╔══

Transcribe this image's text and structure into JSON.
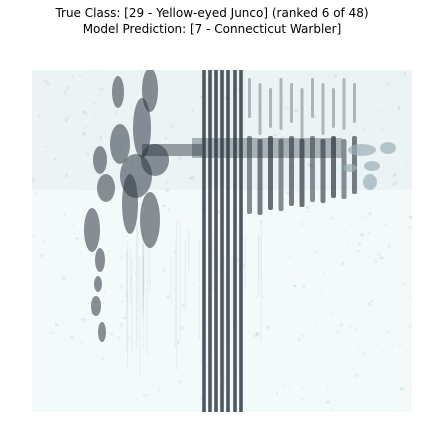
{
  "chart_data": {
    "type": "heatmap",
    "title": [
      "True Class: [29 - Yellow-eyed Junco] (ranked 6 of 48)",
      "Model Prediction: [7 - Connecticut Warbler]"
    ],
    "colormap": "bone_r",
    "axes_visible": false,
    "grid": false,
    "colors": {
      "background": "#f4f9fa",
      "low": "#e6eff1",
      "mid": "#9aaeb8",
      "high": "#2c3640"
    }
  }
}
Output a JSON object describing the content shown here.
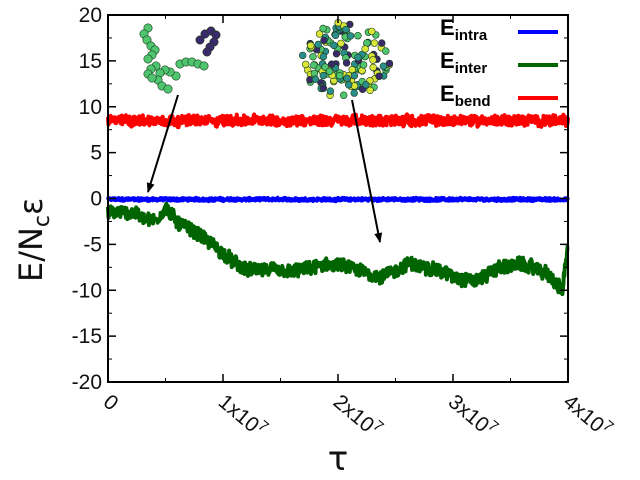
{
  "chart_data": {
    "type": "line",
    "xlabel": "τ",
    "ylabel_main": "E/N",
    "ylabel_sub": "c",
    "ylabel_tail": "ε",
    "xlim": [
      0,
      40000000
    ],
    "ylim": [
      -20,
      20
    ],
    "x_ticks": [
      {
        "value": 0,
        "label": "0"
      },
      {
        "value": 10000000,
        "label": "1x10",
        "exp": "7"
      },
      {
        "value": 20000000,
        "label": "2x10",
        "exp": "7"
      },
      {
        "value": 30000000,
        "label": "3x10",
        "exp": "7"
      },
      {
        "value": 40000000,
        "label": "4x10",
        "exp": "7"
      }
    ],
    "y_ticks": [
      20,
      15,
      10,
      5,
      0,
      -5,
      -10,
      -15,
      -20
    ],
    "grid": false,
    "legend_position": "top-right",
    "series": [
      {
        "name": "E",
        "sub": "intra",
        "color": "#0000ff",
        "noise": 0.3,
        "x": [
          0,
          40000000
        ],
        "y": [
          -0.1,
          -0.1
        ]
      },
      {
        "name": "E",
        "sub": "inter",
        "color": "#006400",
        "noise": 1.4,
        "x": [
          0,
          2000000,
          4000000,
          5000000,
          6000000,
          8000000,
          9500000,
          11000000,
          12000000,
          14000000,
          16000000,
          18000000,
          20000000,
          22000000,
          24000000,
          26000000,
          28000000,
          30000000,
          32000000,
          34000000,
          36000000,
          38000000,
          39500000,
          40000000
        ],
        "y": [
          -1.5,
          -1.5,
          -2.5,
          -1.0,
          -2.5,
          -4.0,
          -5.5,
          -7.0,
          -7.8,
          -7.8,
          -8.0,
          -7.5,
          -7.2,
          -8.0,
          -8.5,
          -7.2,
          -7.5,
          -8.5,
          -9.0,
          -7.5,
          -7.2,
          -8.0,
          -10.0,
          -5.0
        ]
      },
      {
        "name": "E",
        "sub": "bend",
        "color": "#ff0000",
        "noise": 1.1,
        "x": [
          0,
          40000000
        ],
        "y": [
          8.5,
          8.5
        ]
      }
    ]
  },
  "colors": {
    "axis": "#000000",
    "arrow": "#000000",
    "bead_green": "#4fc56f",
    "bead_navy": "#3b2a6b",
    "bead_yellow": "#d9e638",
    "bead_teal": "#2a8f8a"
  }
}
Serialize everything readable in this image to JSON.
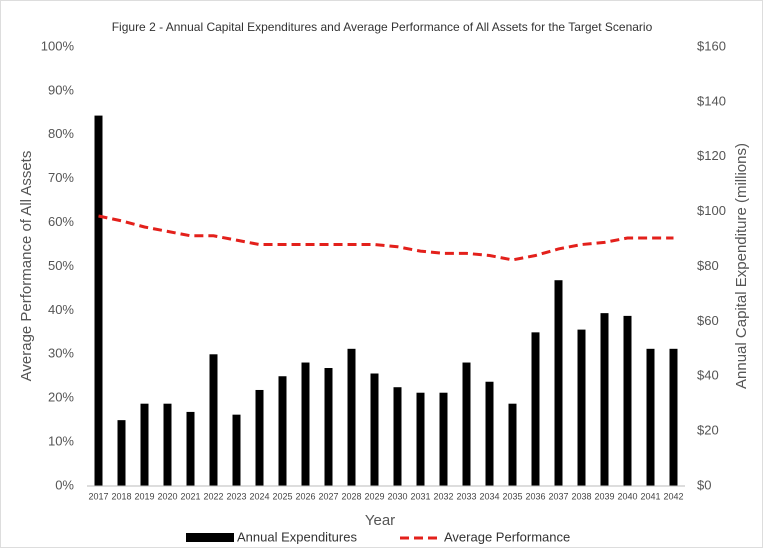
{
  "chart_data": {
    "type": "bar_line",
    "title": "Figure 2 - Annual Capital Expenditures and Average Performance of All Assets for the Target Scenario",
    "x_label": "Year",
    "y_label": "Average Performance of All Assets",
    "y2_label": "Annual Capital Expenditure (millions)",
    "categories": [
      "2017",
      "2018",
      "2019",
      "2020",
      "2021",
      "2022",
      "2023",
      "2024",
      "2025",
      "2026",
      "2027",
      "2028",
      "2029",
      "2030",
      "2031",
      "2032",
      "2033",
      "2034",
      "2035",
      "2036",
      "2037",
      "2038",
      "2039",
      "2040",
      "2041",
      "2042"
    ],
    "series": [
      {
        "name": "Annual Expenditures",
        "type": "bar",
        "color": "#000000",
        "axis": "y2",
        "values": [
          135,
          24,
          30,
          30,
          27,
          48,
          26,
          35,
          40,
          45,
          43,
          50,
          41,
          36,
          34,
          34,
          45,
          38,
          30,
          56,
          75,
          57,
          63,
          62,
          50,
          50
        ]
      },
      {
        "name": "Average Performance",
        "type": "line",
        "dashed": true,
        "color": "#e3201b",
        "axis": "y",
        "values": [
          61.5,
          60.4,
          59,
          58,
          57,
          57,
          56,
          55,
          55,
          55,
          55,
          55,
          55,
          54.5,
          53.5,
          53,
          53,
          52.5,
          51.5,
          52.5,
          54,
          55,
          55.5,
          56.5,
          56.5,
          56.5
        ]
      }
    ],
    "ylim": [
      0,
      100
    ],
    "yticks": [
      {
        "value": 0,
        "label": "0%"
      },
      {
        "value": 10,
        "label": "10%"
      },
      {
        "value": 20,
        "label": "20%"
      },
      {
        "value": 30,
        "label": "30%"
      },
      {
        "value": 40,
        "label": "40%"
      },
      {
        "value": 50,
        "label": "50%"
      },
      {
        "value": 60,
        "label": "60%"
      },
      {
        "value": 70,
        "label": "70%"
      },
      {
        "value": 80,
        "label": "80%"
      },
      {
        "value": 90,
        "label": "90%"
      },
      {
        "value": 100,
        "label": "100%"
      }
    ],
    "y2lim": [
      0,
      160
    ],
    "y2ticks": [
      {
        "value": 0,
        "label": "$0"
      },
      {
        "value": 20,
        "label": "$20"
      },
      {
        "value": 40,
        "label": "$40"
      },
      {
        "value": 60,
        "label": "$60"
      },
      {
        "value": 80,
        "label": "$80"
      },
      {
        "value": 100,
        "label": "$100"
      },
      {
        "value": 120,
        "label": "$120"
      },
      {
        "value": 140,
        "label": "$140"
      },
      {
        "value": 160,
        "label": "$160"
      }
    ],
    "legend": "bottom"
  }
}
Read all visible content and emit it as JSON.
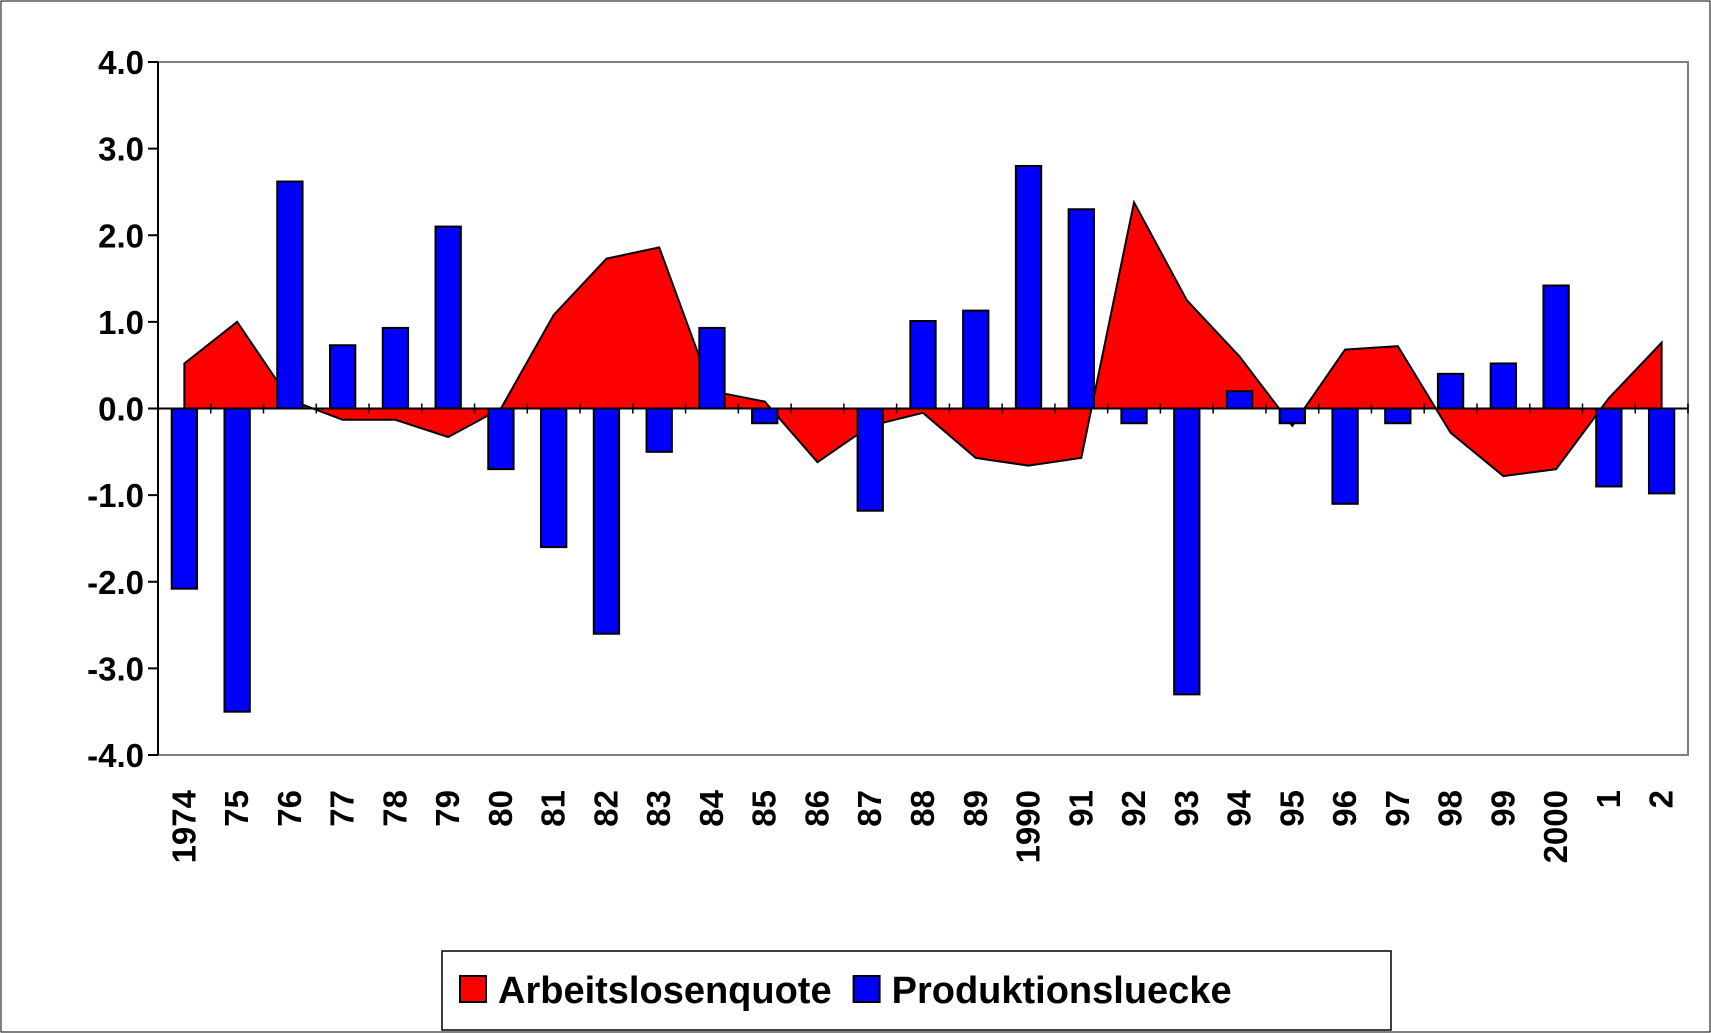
{
  "chart_data": {
    "type": "bar_area",
    "categories": [
      "1974",
      "75",
      "76",
      "77",
      "78",
      "79",
      "80",
      "81",
      "82",
      "83",
      "84",
      "85",
      "86",
      "87",
      "88",
      "89",
      "1990",
      "91",
      "92",
      "93",
      "94",
      "95",
      "96",
      "97",
      "98",
      "99",
      "2000",
      "1",
      "2"
    ],
    "series": [
      {
        "name": "Arbeitslosenquote",
        "color": "#ff0000",
        "kind": "area",
        "values": [
          0.52,
          1.0,
          0.1,
          -0.13,
          -0.13,
          -0.33,
          0,
          1.08,
          1.73,
          1.86,
          0.2,
          0.08,
          -0.62,
          -0.2,
          -0.05,
          -0.57,
          -0.66,
          -0.57,
          2.38,
          1.25,
          0.6,
          -0.2,
          0.68,
          0.72,
          -0.28,
          -0.78,
          -0.7,
          0.12,
          0.76
        ]
      },
      {
        "name": "Produktionsluecke",
        "color": "#0000ff",
        "kind": "bar",
        "values": [
          -2.08,
          -3.5,
          2.62,
          0.73,
          0.93,
          2.1,
          -0.7,
          -1.6,
          -2.6,
          -0.5,
          0.93,
          -0.17,
          0,
          -1.18,
          1.01,
          1.13,
          2.8,
          2.3,
          -0.17,
          -3.3,
          0.2,
          -0.17,
          -1.1,
          -0.17,
          0.4,
          0.52,
          1.42,
          -0.9,
          -0.98
        ]
      }
    ],
    "ylim": [
      -4,
      4
    ],
    "yticks": [
      {
        "value": 4,
        "label": "4.0"
      },
      {
        "value": 3,
        "label": "3.0"
      },
      {
        "value": 2,
        "label": "2.0"
      },
      {
        "value": 1,
        "label": "1.0"
      },
      {
        "value": 0,
        "label": "0.0"
      },
      {
        "value": -1,
        "label": "-1.0"
      },
      {
        "value": -2,
        "label": "-2.0"
      },
      {
        "value": -3,
        "label": "-3.0"
      },
      {
        "value": -4,
        "label": "-4.0"
      }
    ],
    "legend": "bottom"
  }
}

╚══

*Short exercise*. Return the material word for word. Pictures are not part of the copy.

*The response*.
Transcribe this image's text and structure into JSON.
{
  "chart_data": {
    "type": "heatmap",
    "title": [
      "True Class: [29 - Yellow-eyed Junco] (ranked 6 of 48)",
      "Model Prediction: [7 - Connecticut Warbler]"
    ],
    "colormap": "bone_r",
    "axes_visible": false,
    "grid": false,
    "colors": {
      "background": "#f4f9fa",
      "low": "#e6eff1",
      "mid": "#9aaeb8",
      "high": "#2c3640"
    }
  }
}
Output a JSON object describing the content shown here.
{
  "chart_data": {
    "type": "line",
    "xlabel": "τ",
    "ylabel_main": "E/N",
    "ylabel_sub": "c",
    "ylabel_tail": "ε",
    "xlim": [
      0,
      40000000
    ],
    "ylim": [
      -20,
      20
    ],
    "x_ticks": [
      {
        "value": 0,
        "label": "0"
      },
      {
        "value": 10000000,
        "label": "1x10",
        "exp": "7"
      },
      {
        "value": 20000000,
        "label": "2x10",
        "exp": "7"
      },
      {
        "value": 30000000,
        "label": "3x10",
        "exp": "7"
      },
      {
        "value": 40000000,
        "label": "4x10",
        "exp": "7"
      }
    ],
    "y_ticks": [
      20,
      15,
      10,
      5,
      0,
      -5,
      -10,
      -15,
      -20
    ],
    "grid": false,
    "legend_position": "top-right",
    "series": [
      {
        "name": "E",
        "sub": "intra",
        "color": "#0000ff",
        "noise": 0.3,
        "x": [
          0,
          40000000
        ],
        "y": [
          -0.1,
          -0.1
        ]
      },
      {
        "name": "E",
        "sub": "inter",
        "color": "#006400",
        "noise": 1.4,
        "x": [
          0,
          2000000,
          4000000,
          5000000,
          6000000,
          8000000,
          9500000,
          11000000,
          12000000,
          14000000,
          16000000,
          18000000,
          20000000,
          22000000,
          24000000,
          26000000,
          28000000,
          30000000,
          32000000,
          34000000,
          36000000,
          38000000,
          39500000,
          40000000
        ],
        "y": [
          -1.5,
          -1.5,
          -2.5,
          -1.0,
          -2.5,
          -4.0,
          -5.5,
          -7.0,
          -7.8,
          -7.8,
          -8.0,
          -7.5,
          -7.2,
          -8.0,
          -8.5,
          -7.2,
          -7.5,
          -8.5,
          -9.0,
          -7.5,
          -7.2,
          -8.0,
          -10.0,
          -5.0
        ]
      },
      {
        "name": "E",
        "sub": "bend",
        "color": "#ff0000",
        "noise": 1.1,
        "x": [
          0,
          40000000
        ],
        "y": [
          8.5,
          8.5
        ]
      }
    ]
  },
  "colors": {
    "axis": "#000000",
    "arrow": "#000000",
    "bead_green": "#4fc56f",
    "bead_navy": "#3b2a6b",
    "bead_yellow": "#d9e638",
    "bead_teal": "#2a8f8a"
  }
}
Serialize everything readable in this image to JSON.
{
  "chart_data": {
    "type": "bar_line",
    "title": "Figure 2 - Annual Capital Expenditures and Average Performance of All Assets for the Target Scenario",
    "x_label": "Year",
    "y_label": "Average Performance of All Assets",
    "y2_label": "Annual Capital Expenditure (millions)",
    "categories": [
      "2017",
      "2018",
      "2019",
      "2020",
      "2021",
      "2022",
      "2023",
      "2024",
      "2025",
      "2026",
      "2027",
      "2028",
      "2029",
      "2030",
      "2031",
      "2032",
      "2033",
      "2034",
      "2035",
      "2036",
      "2037",
      "2038",
      "2039",
      "2040",
      "2041",
      "2042"
    ],
    "series": [
      {
        "name": "Annual Expenditures",
        "type": "bar",
        "color": "#000000",
        "axis": "y2",
        "values": [
          135,
          24,
          30,
          30,
          27,
          48,
          26,
          35,
          40,
          45,
          43,
          50,
          41,
          36,
          34,
          34,
          45,
          38,
          30,
          56,
          75,
          57,
          63,
          62,
          50,
          50
        ]
      },
      {
        "name": "Average Performance",
        "type": "line",
        "dashed": true,
        "color": "#e3201b",
        "axis": "y",
        "values": [
          61.5,
          60.4,
          59,
          58,
          57,
          57,
          56,
          55,
          55,
          55,
          55,
          55,
          55,
          54.5,
          53.5,
          53,
          53,
          52.5,
          51.5,
          52.5,
          54,
          55,
          55.5,
          56.5,
          56.5,
          56.5
        ]
      }
    ],
    "ylim": [
      0,
      100
    ],
    "yticks": [
      {
        "value": 0,
        "label": "0%"
      },
      {
        "value": 10,
        "label": "10%"
      },
      {
        "value": 20,
        "label": "20%"
      },
      {
        "value": 30,
        "label": "30%"
      },
      {
        "value": 40,
        "label": "40%"
      },
      {
        "value": 50,
        "label": "50%"
      },
      {
        "value": 60,
        "label": "60%"
      },
      {
        "value": 70,
        "label": "70%"
      },
      {
        "value": 80,
        "label": "80%"
      },
      {
        "value": 90,
        "label": "90%"
      },
      {
        "value": 100,
        "label": "100%"
      }
    ],
    "y2lim": [
      0,
      160
    ],
    "y2ticks": [
      {
        "value": 0,
        "label": "$0"
      },
      {
        "value": 20,
        "label": "$20"
      },
      {
        "value": 40,
        "label": "$40"
      },
      {
        "value": 60,
        "label": "$60"
      },
      {
        "value": 80,
        "label": "$80"
      },
      {
        "value": 100,
        "label": "$100"
      },
      {
        "value": 120,
        "label": "$120"
      },
      {
        "value": 140,
        "label": "$140"
      },
      {
        "value": 160,
        "label": "$160"
      }
    ],
    "legend": "bottom"
  }
}
Read all visible content and emit it as JSON.
{
  "chart_data": {
    "type": "bar_area",
    "categories": [
      "1974",
      "75",
      "76",
      "77",
      "78",
      "79",
      "80",
      "81",
      "82",
      "83",
      "84",
      "85",
      "86",
      "87",
      "88",
      "89",
      "1990",
      "91",
      "92",
      "93",
      "94",
      "95",
      "96",
      "97",
      "98",
      "99",
      "2000",
      "1",
      "2"
    ],
    "series": [
      {
        "name": "Arbeitslosenquote",
        "color": "#ff0000",
        "kind": "area",
        "values": [
          0.52,
          1.0,
          0.1,
          -0.13,
          -0.13,
          -0.33,
          0,
          1.08,
          1.73,
          1.86,
          0.2,
          0.08,
          -0.62,
          -0.2,
          -0.05,
          -0.57,
          -0.66,
          -0.57,
          2.38,
          1.25,
          0.6,
          -0.2,
          0.68,
          0.72,
          -0.28,
          -0.78,
          -0.7,
          0.12,
          0.76
        ]
      },
      {
        "name": "Produktionsluecke",
        "color": "#0000ff",
        "kind": "bar",
        "values": [
          -2.08,
          -3.5,
          2.62,
          0.73,
          0.93,
          2.1,
          -0.7,
          -1.6,
          -2.6,
          -0.5,
          0.93,
          -0.17,
          0,
          -1.18,
          1.01,
          1.13,
          2.8,
          2.3,
          -0.17,
          -3.3,
          0.2,
          -0.17,
          -1.1,
          -0.17,
          0.4,
          0.52,
          1.42,
          -0.9,
          -0.98
        ]
      }
    ],
    "ylim": [
      -4,
      4
    ],
    "yticks": [
      {
        "value": 4,
        "label": "4.0"
      },
      {
        "value": 3,
        "label": "3.0"
      },
      {
        "value": 2,
        "label": "2.0"
      },
      {
        "value": 1,
        "label": "1.0"
      },
      {
        "value": 0,
        "label": "0.0"
      },
      {
        "value": -1,
        "label": "-1.0"
      },
      {
        "value": -2,
        "label": "-2.0"
      },
      {
        "value": -3,
        "label": "-3.0"
      },
      {
        "value": -4,
        "label": "-4.0"
      }
    ],
    "legend": "bottom"
  }
}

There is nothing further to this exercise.